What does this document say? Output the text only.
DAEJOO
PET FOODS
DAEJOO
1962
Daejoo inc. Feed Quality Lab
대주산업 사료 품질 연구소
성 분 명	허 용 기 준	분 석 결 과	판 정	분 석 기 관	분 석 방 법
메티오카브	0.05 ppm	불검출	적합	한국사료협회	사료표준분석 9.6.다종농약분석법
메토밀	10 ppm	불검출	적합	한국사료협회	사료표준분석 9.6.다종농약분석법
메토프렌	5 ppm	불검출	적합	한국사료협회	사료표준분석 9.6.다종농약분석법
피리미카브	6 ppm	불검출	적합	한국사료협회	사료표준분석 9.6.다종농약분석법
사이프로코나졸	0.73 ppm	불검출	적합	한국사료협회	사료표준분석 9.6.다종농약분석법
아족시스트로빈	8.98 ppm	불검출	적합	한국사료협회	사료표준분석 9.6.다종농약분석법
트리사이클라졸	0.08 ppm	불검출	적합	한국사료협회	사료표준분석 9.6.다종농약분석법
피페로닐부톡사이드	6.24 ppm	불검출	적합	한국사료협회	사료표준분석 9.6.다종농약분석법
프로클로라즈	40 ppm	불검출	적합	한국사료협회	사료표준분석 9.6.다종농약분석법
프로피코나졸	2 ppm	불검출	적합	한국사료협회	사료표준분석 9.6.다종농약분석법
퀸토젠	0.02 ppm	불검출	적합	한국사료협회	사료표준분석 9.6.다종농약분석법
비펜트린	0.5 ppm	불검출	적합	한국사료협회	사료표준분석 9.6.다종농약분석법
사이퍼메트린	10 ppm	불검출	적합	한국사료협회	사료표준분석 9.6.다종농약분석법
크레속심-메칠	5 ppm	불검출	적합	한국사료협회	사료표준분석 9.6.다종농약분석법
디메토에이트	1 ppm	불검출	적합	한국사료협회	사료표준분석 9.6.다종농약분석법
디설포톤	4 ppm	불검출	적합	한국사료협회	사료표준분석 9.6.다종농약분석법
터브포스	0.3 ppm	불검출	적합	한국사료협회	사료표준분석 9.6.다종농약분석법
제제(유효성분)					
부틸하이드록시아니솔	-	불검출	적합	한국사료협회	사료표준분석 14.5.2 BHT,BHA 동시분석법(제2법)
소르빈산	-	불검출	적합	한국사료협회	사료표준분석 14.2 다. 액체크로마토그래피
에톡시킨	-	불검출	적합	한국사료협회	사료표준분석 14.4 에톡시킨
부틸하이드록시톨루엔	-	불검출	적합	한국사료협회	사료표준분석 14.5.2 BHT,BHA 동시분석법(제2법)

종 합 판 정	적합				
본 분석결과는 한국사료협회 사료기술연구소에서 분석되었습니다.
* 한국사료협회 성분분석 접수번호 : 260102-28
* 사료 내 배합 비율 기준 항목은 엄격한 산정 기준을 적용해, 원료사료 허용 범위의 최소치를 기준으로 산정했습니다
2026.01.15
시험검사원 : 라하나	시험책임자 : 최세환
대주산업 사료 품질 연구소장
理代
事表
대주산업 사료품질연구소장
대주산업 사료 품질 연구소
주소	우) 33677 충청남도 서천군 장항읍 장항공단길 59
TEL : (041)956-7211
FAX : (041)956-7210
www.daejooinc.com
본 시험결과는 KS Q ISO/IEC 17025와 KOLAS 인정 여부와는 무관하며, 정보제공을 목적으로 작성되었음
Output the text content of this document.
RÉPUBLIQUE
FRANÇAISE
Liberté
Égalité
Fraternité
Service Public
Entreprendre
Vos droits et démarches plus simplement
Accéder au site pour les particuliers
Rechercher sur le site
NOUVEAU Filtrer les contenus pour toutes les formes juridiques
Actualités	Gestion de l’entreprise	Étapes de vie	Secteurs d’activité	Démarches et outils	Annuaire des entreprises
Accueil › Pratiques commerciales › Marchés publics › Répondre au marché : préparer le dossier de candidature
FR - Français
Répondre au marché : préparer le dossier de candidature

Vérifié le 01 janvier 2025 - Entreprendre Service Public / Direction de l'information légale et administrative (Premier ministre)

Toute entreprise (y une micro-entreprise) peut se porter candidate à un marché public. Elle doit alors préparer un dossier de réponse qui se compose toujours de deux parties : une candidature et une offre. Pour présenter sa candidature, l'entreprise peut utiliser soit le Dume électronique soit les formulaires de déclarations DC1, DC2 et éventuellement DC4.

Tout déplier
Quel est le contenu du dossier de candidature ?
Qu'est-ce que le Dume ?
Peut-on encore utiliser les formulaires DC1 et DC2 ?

_Exercise task_: The records above should be repeated in full, exactly as given.

_Solution for this problem_:
What does this document say? Output the text only.
DAEJOO
PET FOODS
DAEJOO
1962
Daejoo inc. Feed Quality Lab
대주산업 사료 품질 연구소
성 분 명	허 용 기 준	분 석 결 과	판 정	분 석 기 관	분 석 방 법
메티오카브	0.05 ppm	불검출	적합	한국사료협회	사료표준분석 9.6.다종농약분석법
메토밀	10 ppm	불검출	적합	한국사료협회	사료표준분석 9.6.다종농약분석법
메토프렌	5 ppm	불검출	적합	한국사료협회	사료표준분석 9.6.다종농약분석법
피리미카브	6 ppm	불검출	적합	한국사료협회	사료표준분석 9.6.다종농약분석법
사이프로코나졸	0.73 ppm	불검출	적합	한국사료협회	사료표준분석 9.6.다종농약분석법
아족시스트로빈	8.98 ppm	불검출	적합	한국사료협회	사료표준분석 9.6.다종농약분석법
트리사이클라졸	0.08 ppm	불검출	적합	한국사료협회	사료표준분석 9.6.다종농약분석법
피페로닐부톡사이드	6.24 ppm	불검출	적합	한국사료협회	사료표준분석 9.6.다종농약분석법
프로클로라즈	40 ppm	불검출	적합	한국사료협회	사료표준분석 9.6.다종농약분석법
프로피코나졸	2 ppm	불검출	적합	한국사료협회	사료표준분석 9.6.다종농약분석법
퀸토젠	0.02 ppm	불검출	적합	한국사료협회	사료표준분석 9.6.다종농약분석법
비펜트린	0.5 ppm	불검출	적합	한국사료협회	사료표준분석 9.6.다종농약분석법
사이퍼메트린	10 ppm	불검출	적합	한국사료협회	사료표준분석 9.6.다종농약분석법
크레속심-메칠	5 ppm	불검출	적합	한국사료협회	사료표준분석 9.6.다종농약분석법
디메토에이트	1 ppm	불검출	적합	한국사료협회	사료표준분석 9.6.다종농약분석법
디설포톤	4 ppm	불검출	적합	한국사료협회	사료표준분석 9.6.다종농약분석법
터브포스	0.3 ppm	불검출	적합	한국사료협회	사료표준분석 9.6.다종농약분석법
제제(유효성분)					
부틸하이드록시아니솔	-	불검출	적합	한국사료협회	사료표준분석 14.5.2 BHT,BHA 동시분석법(제2법)
소르빈산	-	불검출	적합	한국사료협회	사료표준분석 14.2 다. 액체크로마토그래피
에톡시킨	-	불검출	적합	한국사료협회	사료표준분석 14.4 에톡시킨
부틸하이드록시톨루엔	-	불검출	적합	한국사료협회	사료표준분석 14.5.2 BHT,BHA 동시분석법(제2법)

종 합 판 정	적합				
본 분석결과는 한국사료협회 사료기술연구소에서 분석되었습니다.
* 한국사료협회 성분분석 접수번호 : 260102-28
* 사료 내 배합 비율 기준 항목은 엄격한 산정 기준을 적용해, 원료사료 허용 범위의 최소치를 기준으로 산정했습니다
2026.01.15
시험검사원 : 라하나	시험책임자 : 최세환
대주산업 사료 품질 연구소장
理代
事表
대주산업 사료품질연구소장
대주산업 사료 품질 연구소
주소	우) 33677 충청남도 서천군 장항읍 장항공단길 59
TEL : (041)956-7211
FAX : (041)956-7210
www.daejooinc.com
본 시험결과는 KS Q ISO/IEC 17025와 KOLAS 인정 여부와는 무관하며, 정보제공을 목적으로 작성되었음
Output the text content of this document.
RÉPUBLIQUE
FRANÇAISE
Liberté
Égalité
Fraternité
Service Public
Entreprendre
Vos droits et démarches plus simplement
Accéder au site pour les particuliers
Rechercher sur le site
NOUVEAU Filtrer les contenus pour toutes les formes juridiques
Actualités	Gestion de l’entreprise	Étapes de vie	Secteurs d’activité	Démarches et outils	Annuaire des entreprises
Accueil › Pratiques commerciales › Marchés publics › Répondre au marché : préparer le dossier de candidature
FR - Français
Répondre au marché : préparer le dossier de candidature

Vérifié le 01 janvier 2025 - Entreprendre Service Public / Direction de l'information légale et administrative (Premier ministre)

Toute entreprise (y une micro-entreprise) peut se porter candidate à un marché public. Elle doit alors préparer un dossier de réponse qui se compose toujours de deux parties : une candidature et une offre. Pour présenter sa candidature, l'entreprise peut utiliser soit le Dume électronique soit les formulaires de déclarations DC1, DC2 et éventuellement DC4.

Tout déplier
Quel est le contenu du dossier de candidature ?
Qu'est-ce que le Dume ?
Peut-on encore utiliser les formulaires DC1 et DC2 ?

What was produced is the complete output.